STATED EXERCISE »
Read through the data and report every line in which the word "value" occurs.

Records that describe figures

+ + + + + + +

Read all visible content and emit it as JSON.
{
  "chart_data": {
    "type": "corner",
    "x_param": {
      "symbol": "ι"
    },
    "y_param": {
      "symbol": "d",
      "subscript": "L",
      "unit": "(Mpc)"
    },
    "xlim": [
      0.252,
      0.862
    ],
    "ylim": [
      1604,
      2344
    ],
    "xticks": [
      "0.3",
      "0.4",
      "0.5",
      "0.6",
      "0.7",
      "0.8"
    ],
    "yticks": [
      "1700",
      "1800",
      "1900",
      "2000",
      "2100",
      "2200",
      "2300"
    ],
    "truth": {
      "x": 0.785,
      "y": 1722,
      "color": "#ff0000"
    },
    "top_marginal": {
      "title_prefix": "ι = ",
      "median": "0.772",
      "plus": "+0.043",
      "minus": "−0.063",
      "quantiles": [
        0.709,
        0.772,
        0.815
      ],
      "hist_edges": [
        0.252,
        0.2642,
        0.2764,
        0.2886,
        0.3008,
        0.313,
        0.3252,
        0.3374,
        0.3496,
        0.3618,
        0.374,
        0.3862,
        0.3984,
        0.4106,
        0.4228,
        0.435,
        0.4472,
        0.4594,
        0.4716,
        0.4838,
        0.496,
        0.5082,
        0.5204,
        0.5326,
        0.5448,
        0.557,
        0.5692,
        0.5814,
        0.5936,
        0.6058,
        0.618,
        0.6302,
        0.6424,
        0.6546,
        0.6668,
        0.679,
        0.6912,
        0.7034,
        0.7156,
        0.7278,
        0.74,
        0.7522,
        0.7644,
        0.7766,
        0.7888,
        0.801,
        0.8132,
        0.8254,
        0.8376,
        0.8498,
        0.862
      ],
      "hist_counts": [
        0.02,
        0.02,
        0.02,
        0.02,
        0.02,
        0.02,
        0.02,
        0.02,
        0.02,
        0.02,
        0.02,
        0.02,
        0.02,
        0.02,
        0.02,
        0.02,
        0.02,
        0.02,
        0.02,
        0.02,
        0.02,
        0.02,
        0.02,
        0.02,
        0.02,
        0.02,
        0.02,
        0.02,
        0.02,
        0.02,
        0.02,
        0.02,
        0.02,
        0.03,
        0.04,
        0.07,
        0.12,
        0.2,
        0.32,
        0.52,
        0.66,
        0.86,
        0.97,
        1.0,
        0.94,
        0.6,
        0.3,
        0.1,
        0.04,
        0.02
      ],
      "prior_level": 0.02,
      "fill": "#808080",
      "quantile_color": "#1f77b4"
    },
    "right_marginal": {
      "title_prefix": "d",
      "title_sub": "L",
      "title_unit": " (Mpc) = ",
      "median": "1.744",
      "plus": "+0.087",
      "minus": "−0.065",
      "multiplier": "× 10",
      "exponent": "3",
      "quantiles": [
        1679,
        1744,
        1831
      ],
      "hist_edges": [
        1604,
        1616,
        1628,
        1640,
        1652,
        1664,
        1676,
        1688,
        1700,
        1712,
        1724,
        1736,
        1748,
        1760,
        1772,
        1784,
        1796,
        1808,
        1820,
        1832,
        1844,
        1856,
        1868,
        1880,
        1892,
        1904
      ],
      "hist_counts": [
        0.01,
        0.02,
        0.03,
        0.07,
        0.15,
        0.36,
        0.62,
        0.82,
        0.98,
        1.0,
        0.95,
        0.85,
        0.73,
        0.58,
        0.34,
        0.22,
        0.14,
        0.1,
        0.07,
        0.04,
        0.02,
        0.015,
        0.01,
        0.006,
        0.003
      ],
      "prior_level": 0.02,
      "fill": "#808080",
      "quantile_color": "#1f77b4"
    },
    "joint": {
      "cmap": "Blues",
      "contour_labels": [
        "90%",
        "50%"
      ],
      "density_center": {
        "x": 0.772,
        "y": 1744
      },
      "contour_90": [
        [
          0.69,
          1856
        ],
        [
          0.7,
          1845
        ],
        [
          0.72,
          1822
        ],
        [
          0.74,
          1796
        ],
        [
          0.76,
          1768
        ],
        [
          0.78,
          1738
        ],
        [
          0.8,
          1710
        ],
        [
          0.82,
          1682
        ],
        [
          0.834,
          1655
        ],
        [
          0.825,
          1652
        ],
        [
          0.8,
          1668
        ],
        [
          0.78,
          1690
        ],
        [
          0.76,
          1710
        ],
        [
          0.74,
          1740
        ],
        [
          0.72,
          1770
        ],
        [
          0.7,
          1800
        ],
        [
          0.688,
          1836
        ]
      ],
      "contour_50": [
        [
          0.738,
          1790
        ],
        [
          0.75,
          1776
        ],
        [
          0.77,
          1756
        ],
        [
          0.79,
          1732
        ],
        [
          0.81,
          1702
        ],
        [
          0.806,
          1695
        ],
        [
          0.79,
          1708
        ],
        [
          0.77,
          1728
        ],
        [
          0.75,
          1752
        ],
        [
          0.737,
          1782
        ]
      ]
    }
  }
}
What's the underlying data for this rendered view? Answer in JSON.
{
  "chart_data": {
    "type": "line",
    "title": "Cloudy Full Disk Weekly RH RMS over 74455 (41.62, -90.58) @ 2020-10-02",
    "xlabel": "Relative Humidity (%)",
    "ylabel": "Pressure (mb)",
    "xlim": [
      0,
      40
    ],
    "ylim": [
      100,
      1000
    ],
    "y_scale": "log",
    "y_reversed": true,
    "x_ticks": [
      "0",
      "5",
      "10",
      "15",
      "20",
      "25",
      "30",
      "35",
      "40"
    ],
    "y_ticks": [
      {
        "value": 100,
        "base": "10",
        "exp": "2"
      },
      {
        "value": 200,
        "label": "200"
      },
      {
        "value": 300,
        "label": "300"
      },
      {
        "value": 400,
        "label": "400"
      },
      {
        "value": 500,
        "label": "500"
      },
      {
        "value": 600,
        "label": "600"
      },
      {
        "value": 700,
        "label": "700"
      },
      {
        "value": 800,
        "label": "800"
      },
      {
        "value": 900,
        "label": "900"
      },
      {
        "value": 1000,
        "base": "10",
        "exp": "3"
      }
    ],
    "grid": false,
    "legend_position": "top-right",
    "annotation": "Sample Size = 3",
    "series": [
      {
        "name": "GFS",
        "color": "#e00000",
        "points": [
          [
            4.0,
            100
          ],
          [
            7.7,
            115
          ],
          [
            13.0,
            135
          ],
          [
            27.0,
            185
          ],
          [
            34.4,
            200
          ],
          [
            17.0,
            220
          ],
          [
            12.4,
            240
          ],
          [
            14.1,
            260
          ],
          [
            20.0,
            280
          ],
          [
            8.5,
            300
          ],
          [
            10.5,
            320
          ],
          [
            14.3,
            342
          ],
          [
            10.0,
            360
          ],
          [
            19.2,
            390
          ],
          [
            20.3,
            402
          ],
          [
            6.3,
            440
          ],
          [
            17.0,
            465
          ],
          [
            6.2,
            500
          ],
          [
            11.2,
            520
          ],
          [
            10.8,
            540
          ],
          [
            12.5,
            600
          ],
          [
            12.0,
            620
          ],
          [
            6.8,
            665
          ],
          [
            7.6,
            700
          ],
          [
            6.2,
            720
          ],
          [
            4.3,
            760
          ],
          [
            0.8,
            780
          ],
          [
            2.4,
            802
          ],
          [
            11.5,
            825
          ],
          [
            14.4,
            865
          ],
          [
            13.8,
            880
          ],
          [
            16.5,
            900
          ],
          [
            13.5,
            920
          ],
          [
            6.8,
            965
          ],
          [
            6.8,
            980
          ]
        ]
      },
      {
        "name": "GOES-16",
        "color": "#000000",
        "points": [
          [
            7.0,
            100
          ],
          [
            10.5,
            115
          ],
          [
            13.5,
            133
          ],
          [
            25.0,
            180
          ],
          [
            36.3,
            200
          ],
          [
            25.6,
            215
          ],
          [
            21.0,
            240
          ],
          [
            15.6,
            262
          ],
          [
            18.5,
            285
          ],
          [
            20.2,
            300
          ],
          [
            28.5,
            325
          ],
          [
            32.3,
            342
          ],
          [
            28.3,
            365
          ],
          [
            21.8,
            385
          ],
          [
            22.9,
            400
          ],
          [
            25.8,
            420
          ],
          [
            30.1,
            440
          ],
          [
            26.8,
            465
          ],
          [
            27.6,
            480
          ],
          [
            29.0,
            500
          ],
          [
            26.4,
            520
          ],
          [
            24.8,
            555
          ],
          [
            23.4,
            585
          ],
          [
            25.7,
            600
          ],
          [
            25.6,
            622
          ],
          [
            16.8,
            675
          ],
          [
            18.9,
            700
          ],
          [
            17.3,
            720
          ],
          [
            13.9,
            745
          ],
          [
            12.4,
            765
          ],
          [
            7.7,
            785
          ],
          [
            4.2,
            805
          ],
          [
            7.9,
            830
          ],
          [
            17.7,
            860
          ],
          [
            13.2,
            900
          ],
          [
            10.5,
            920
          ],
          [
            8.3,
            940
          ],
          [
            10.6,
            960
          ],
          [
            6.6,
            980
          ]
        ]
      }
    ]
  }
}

+ + + + + + +

EXERCISE OUTPUT »
        "value": 100,
        "value": 200,
        "value": 300,
        "value": 400,
        "value": 500,
        "value": 600,
        "value": 700,
        "value": 800,
        "value": 900,
        "value": 1000,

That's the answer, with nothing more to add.